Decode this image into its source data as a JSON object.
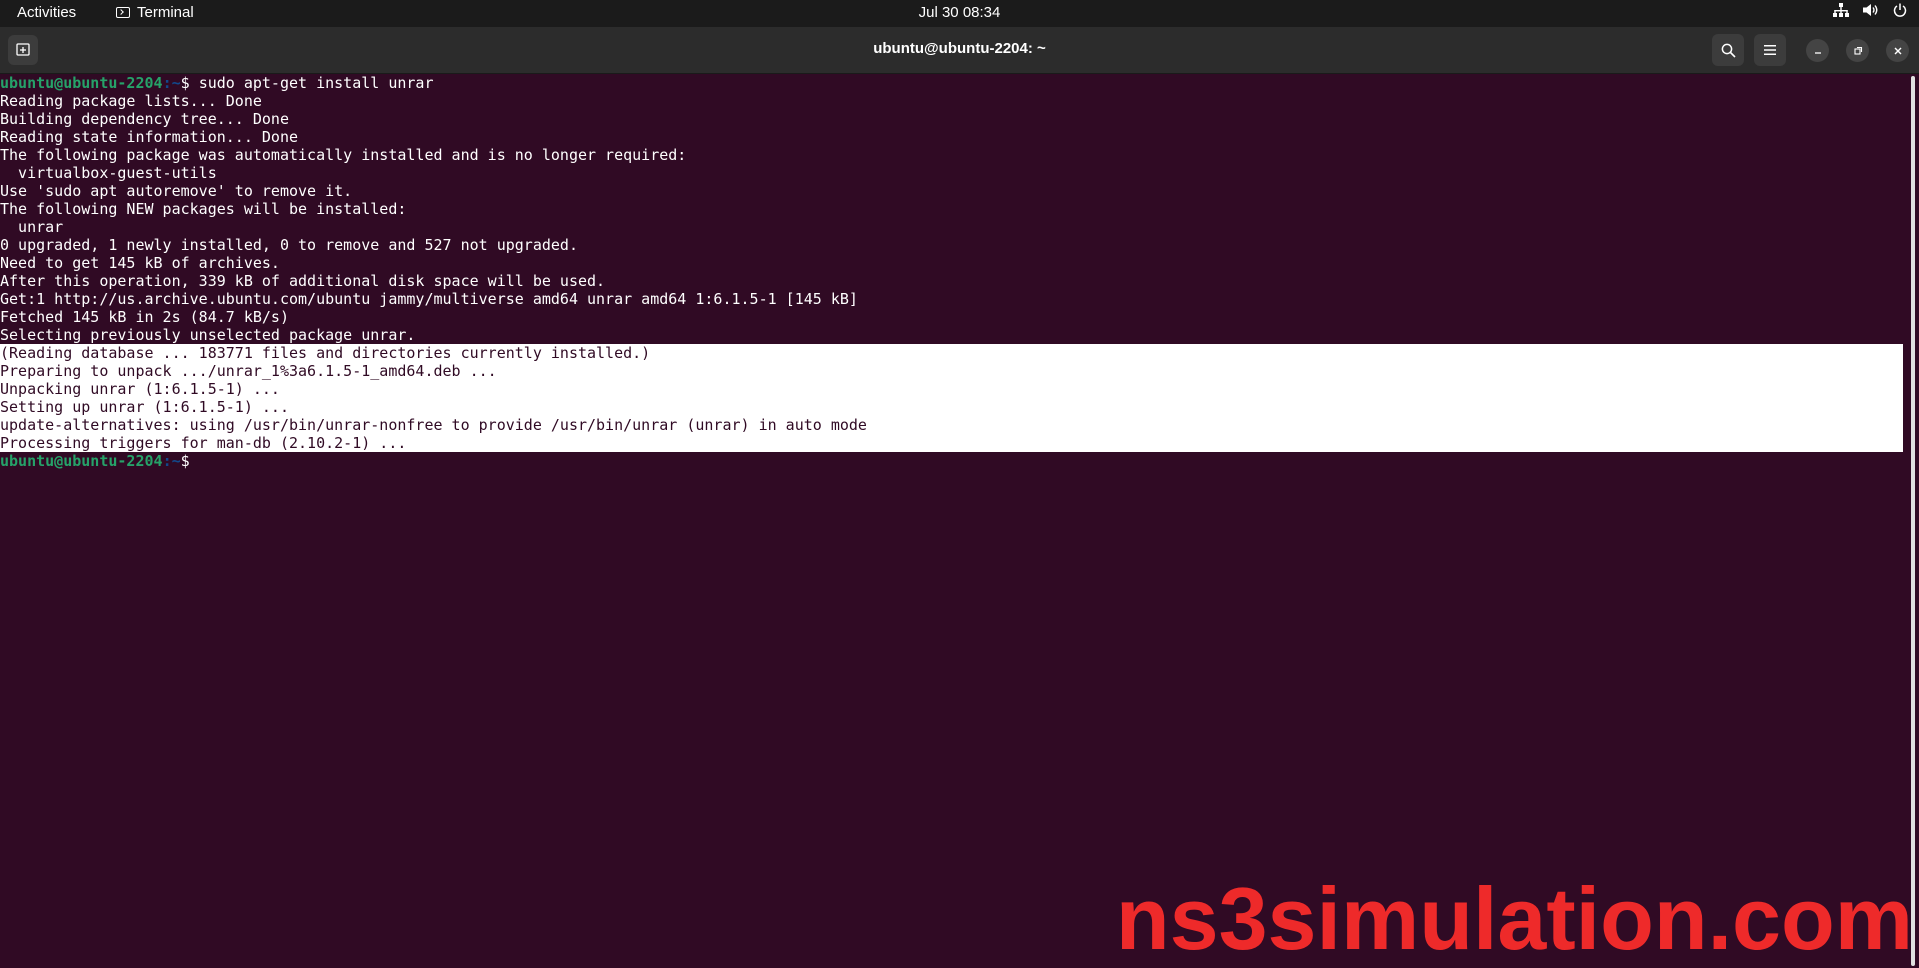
{
  "topbar": {
    "activities": "Activities",
    "app_name": "Terminal",
    "clock": "Jul 30  08:34"
  },
  "titlebar": {
    "title": "ubuntu@ubuntu-2204: ~"
  },
  "terminal": {
    "prompt_user": "ubuntu@ubuntu-2204",
    "prompt_path": ":~",
    "prompt_symbol": "$ ",
    "command": "sudo apt-get install unrar",
    "output": [
      "Reading package lists... Done",
      "Building dependency tree... Done",
      "Reading state information... Done",
      "The following package was automatically installed and is no longer required:",
      "  virtualbox-guest-utils",
      "Use 'sudo apt autoremove' to remove it.",
      "The following NEW packages will be installed:",
      "  unrar",
      "0 upgraded, 1 newly installed, 0 to remove and 527 not upgraded.",
      "Need to get 145 kB of archives.",
      "After this operation, 339 kB of additional disk space will be used.",
      "Get:1 http://us.archive.ubuntu.com/ubuntu jammy/multiverse amd64 unrar amd64 1:6.1.5-1 [145 kB]",
      "Fetched 145 kB in 2s (84.7 kB/s)",
      "Selecting previously unselected package unrar."
    ],
    "selected_output": [
      "(Reading database ... 183771 files and directories currently installed.)",
      "Preparing to unpack .../unrar_1%3a6.1.5-1_amd64.deb ...",
      "Unpacking unrar (1:6.1.5-1) ...",
      "Setting up unrar (1:6.1.5-1) ...",
      "update-alternatives: using /usr/bin/unrar-nonfree to provide /usr/bin/unrar (unrar) in auto mode",
      "Processing triggers for man-db (2.10.2-1) ..."
    ]
  },
  "watermark": "ns3simulation.com",
  "colors": {
    "terminal_bg": "#300a24",
    "prompt_user": "#26a269",
    "prompt_path": "#12488b",
    "selection_bg": "#ffffff",
    "watermark": "#ee2a2a"
  },
  "icons": {
    "tray": [
      "network-icon",
      "volume-icon",
      "power-icon"
    ],
    "titlebar": [
      "new-tab-icon",
      "search-icon",
      "menu-icon",
      "minimize-icon",
      "restore-icon",
      "close-icon"
    ]
  }
}
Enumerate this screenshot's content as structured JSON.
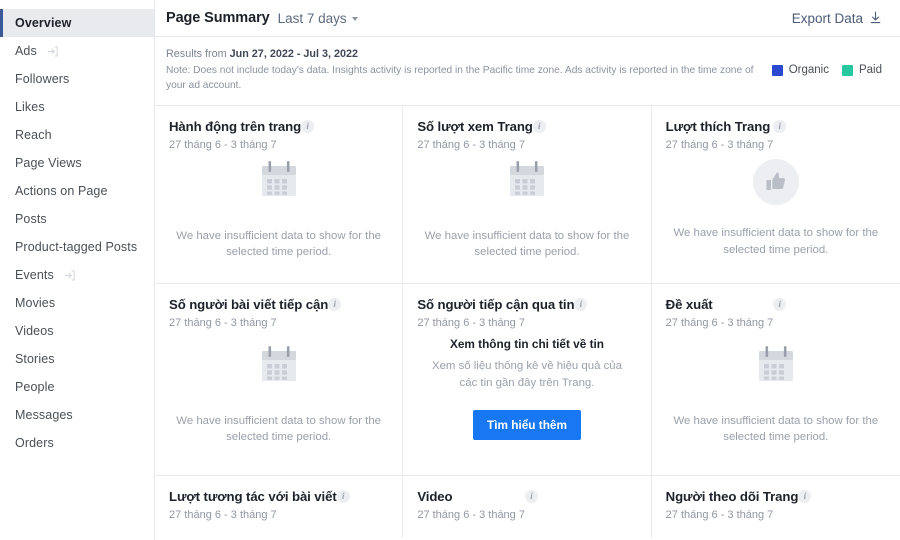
{
  "sidebar": {
    "items": [
      {
        "label": "Overview",
        "active": true,
        "external": false
      },
      {
        "label": "Ads",
        "active": false,
        "external": true
      },
      {
        "label": "Followers",
        "active": false,
        "external": false
      },
      {
        "label": "Likes",
        "active": false,
        "external": false
      },
      {
        "label": "Reach",
        "active": false,
        "external": false
      },
      {
        "label": "Page Views",
        "active": false,
        "external": false
      },
      {
        "label": "Actions on Page",
        "active": false,
        "external": false
      },
      {
        "label": "Posts",
        "active": false,
        "external": false
      },
      {
        "label": "Product-tagged Posts",
        "active": false,
        "external": false
      },
      {
        "label": "Events",
        "active": false,
        "external": true
      },
      {
        "label": "Movies",
        "active": false,
        "external": false
      },
      {
        "label": "Videos",
        "active": false,
        "external": false
      },
      {
        "label": "Stories",
        "active": false,
        "external": false
      },
      {
        "label": "People",
        "active": false,
        "external": false
      },
      {
        "label": "Messages",
        "active": false,
        "external": false
      },
      {
        "label": "Orders",
        "active": false,
        "external": false
      }
    ]
  },
  "header": {
    "title": "Page Summary",
    "date_range": "Last 7 days",
    "export_label": "Export Data",
    "export_icon": "download-icon",
    "caret_icon": "chevron-down-icon"
  },
  "notice": {
    "results_prefix": "Results from ",
    "results_dates": "Jun 27, 2022 - Jul 3, 2022",
    "note": "Note: Does not include today's data. Insights activity is reported in the Pacific time zone. Ads activity is reported in the time zone of your ad account.",
    "legend": [
      {
        "label": "Organic",
        "color": "#2b48d0"
      },
      {
        "label": "Paid",
        "color": "#27c7a0"
      }
    ]
  },
  "cards": [
    {
      "title": "Hành động trên trang",
      "subtitle": "27 tháng 6 - 3 tháng 7",
      "state": "empty",
      "icon": "calendar-icon",
      "empty_text": "We have insufficient data to show for the selected time period."
    },
    {
      "title": "Số lượt xem Trang",
      "subtitle": "27 tháng 6 - 3 tháng 7",
      "state": "empty",
      "icon": "calendar-icon",
      "empty_text": "We have insufficient data to show for the selected time period."
    },
    {
      "title": "Lượt thích Trang",
      "subtitle": "27 tháng 6 - 3 tháng 7",
      "state": "empty",
      "icon": "thumbs-up-icon",
      "empty_text": "We have insufficient data to show for the selected time period."
    },
    {
      "title": "Số người bài viết tiếp cận",
      "subtitle": "27 tháng 6 - 3 tháng 7",
      "state": "empty",
      "icon": "calendar-icon",
      "empty_text": "We have insufficient data to show for the selected time period."
    },
    {
      "title": "Số người tiếp cận qua tin",
      "subtitle": "27 tháng 6 - 3 tháng 7",
      "state": "cta",
      "cta_title": "Xem thông tin chi tiết về tin",
      "cta_desc": "Xem số liệu thống kê về hiệu quả của các tin gần đây trên Trang.",
      "cta_button": "Tìm hiểu thêm"
    },
    {
      "title": "Đề xuất",
      "subtitle": "27 tháng 6 - 3 tháng 7",
      "state": "empty",
      "icon": "calendar-icon",
      "empty_text": "We have insufficient data to show for the selected time period."
    },
    {
      "title": "Lượt tương tác với bài viết",
      "subtitle": "27 tháng 6 - 3 tháng 7",
      "state": "partial"
    },
    {
      "title": "Video",
      "subtitle": "27 tháng 6 - 3 tháng 7",
      "state": "partial"
    },
    {
      "title": "Người theo dõi Trang",
      "subtitle": "27 tháng 6 - 3 tháng 7",
      "state": "partial"
    }
  ]
}
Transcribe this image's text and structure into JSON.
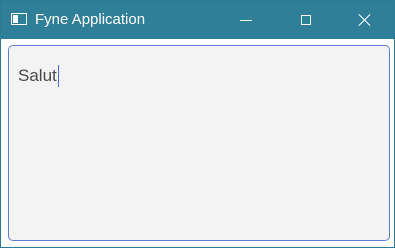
{
  "window": {
    "title": "Fyne Application",
    "controls": {
      "minimize_icon": "minimize-icon",
      "maximize_icon": "maximize-icon",
      "close_icon": "close-icon"
    }
  },
  "editor": {
    "value": "Salut",
    "focused": true
  },
  "colors": {
    "titlebar": "#2f7f98",
    "text_area_background": "#f3f3f3",
    "text_area_border": "#5b7fd0",
    "text": "#4a4a4a",
    "cursor": "#4a6fca"
  }
}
============================================================
> _What the task requires_: Choose all lines containing the string "will" and copy them out.

> _Written solution_:
      "The following NEW packages will be installed:",
      "After this operation, 339 kB of additional disk space will be used.",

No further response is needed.